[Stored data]
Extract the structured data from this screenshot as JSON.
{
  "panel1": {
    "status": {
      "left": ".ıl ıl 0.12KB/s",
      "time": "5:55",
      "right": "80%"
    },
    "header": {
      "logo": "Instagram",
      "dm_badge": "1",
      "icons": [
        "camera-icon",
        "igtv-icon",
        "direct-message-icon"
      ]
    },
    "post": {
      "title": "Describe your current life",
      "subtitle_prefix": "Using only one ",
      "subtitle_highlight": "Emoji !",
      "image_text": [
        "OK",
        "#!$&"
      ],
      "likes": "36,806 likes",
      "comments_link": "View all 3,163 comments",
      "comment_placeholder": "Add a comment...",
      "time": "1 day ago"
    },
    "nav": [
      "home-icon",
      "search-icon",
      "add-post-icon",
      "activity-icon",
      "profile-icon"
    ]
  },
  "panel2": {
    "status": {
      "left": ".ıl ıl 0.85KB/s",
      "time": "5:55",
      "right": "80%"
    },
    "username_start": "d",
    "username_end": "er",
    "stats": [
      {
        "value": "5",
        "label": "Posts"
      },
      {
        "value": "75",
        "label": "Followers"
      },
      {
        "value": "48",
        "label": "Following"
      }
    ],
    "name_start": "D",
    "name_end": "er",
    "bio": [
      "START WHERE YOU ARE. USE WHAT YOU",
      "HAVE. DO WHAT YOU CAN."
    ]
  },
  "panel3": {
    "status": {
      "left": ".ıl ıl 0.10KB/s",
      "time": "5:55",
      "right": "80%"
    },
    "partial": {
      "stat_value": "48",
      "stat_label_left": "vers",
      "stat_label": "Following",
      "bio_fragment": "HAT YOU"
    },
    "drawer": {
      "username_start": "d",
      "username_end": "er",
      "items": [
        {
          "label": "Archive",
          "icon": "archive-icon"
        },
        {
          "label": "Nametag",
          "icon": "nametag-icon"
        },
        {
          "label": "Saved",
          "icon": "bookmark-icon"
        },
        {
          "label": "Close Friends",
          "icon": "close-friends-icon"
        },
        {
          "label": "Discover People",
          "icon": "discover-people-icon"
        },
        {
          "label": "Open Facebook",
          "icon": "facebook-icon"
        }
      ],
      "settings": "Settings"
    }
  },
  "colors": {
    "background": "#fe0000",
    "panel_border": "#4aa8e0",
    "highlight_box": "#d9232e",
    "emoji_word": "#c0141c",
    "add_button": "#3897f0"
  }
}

Stated problem: Write out the full listing exactly as given.

Reply to the task:
Extract the structured data from this screenshot as JSON.
{
  "panel1": {
    "status": {
      "left": ".ıl ıl 0.12KB/s",
      "time": "5:55",
      "right": "80%"
    },
    "header": {
      "logo": "Instagram",
      "dm_badge": "1",
      "icons": [
        "camera-icon",
        "igtv-icon",
        "direct-message-icon"
      ]
    },
    "post": {
      "title": "Describe your current life",
      "subtitle_prefix": "Using only one ",
      "subtitle_highlight": "Emoji !",
      "image_text": [
        "OK",
        "#!$&"
      ],
      "likes": "36,806 likes",
      "comments_link": "View all 3,163 comments",
      "comment_placeholder": "Add a comment...",
      "time": "1 day ago"
    },
    "nav": [
      "home-icon",
      "search-icon",
      "add-post-icon",
      "activity-icon",
      "profile-icon"
    ]
  },
  "panel2": {
    "status": {
      "left": ".ıl ıl 0.85KB/s",
      "time": "5:55",
      "right": "80%"
    },
    "username_start": "d",
    "username_end": "er",
    "stats": [
      {
        "value": "5",
        "label": "Posts"
      },
      {
        "value": "75",
        "label": "Followers"
      },
      {
        "value": "48",
        "label": "Following"
      }
    ],
    "name_start": "D",
    "name_end": "er",
    "bio": [
      "START WHERE YOU ARE. USE WHAT YOU",
      "HAVE. DO WHAT YOU CAN."
    ]
  },
  "panel3": {
    "status": {
      "left": ".ıl ıl 0.10KB/s",
      "time": "5:55",
      "right": "80%"
    },
    "partial": {
      "stat_value": "48",
      "stat_label_left": "vers",
      "stat_label": "Following",
      "bio_fragment": "HAT YOU"
    },
    "drawer": {
      "username_start": "d",
      "username_end": "er",
      "items": [
        {
          "label": "Archive",
          "icon": "archive-icon"
        },
        {
          "label": "Nametag",
          "icon": "nametag-icon"
        },
        {
          "label": "Saved",
          "icon": "bookmark-icon"
        },
        {
          "label": "Close Friends",
          "icon": "close-friends-icon"
        },
        {
          "label": "Discover People",
          "icon": "discover-people-icon"
        },
        {
          "label": "Open Facebook",
          "icon": "facebook-icon"
        }
      ],
      "settings": "Settings"
    }
  },
  "colors": {
    "background": "#fe0000",
    "panel_border": "#4aa8e0",
    "highlight_box": "#d9232e",
    "emoji_word": "#c0141c",
    "add_button": "#3897f0"
  }
}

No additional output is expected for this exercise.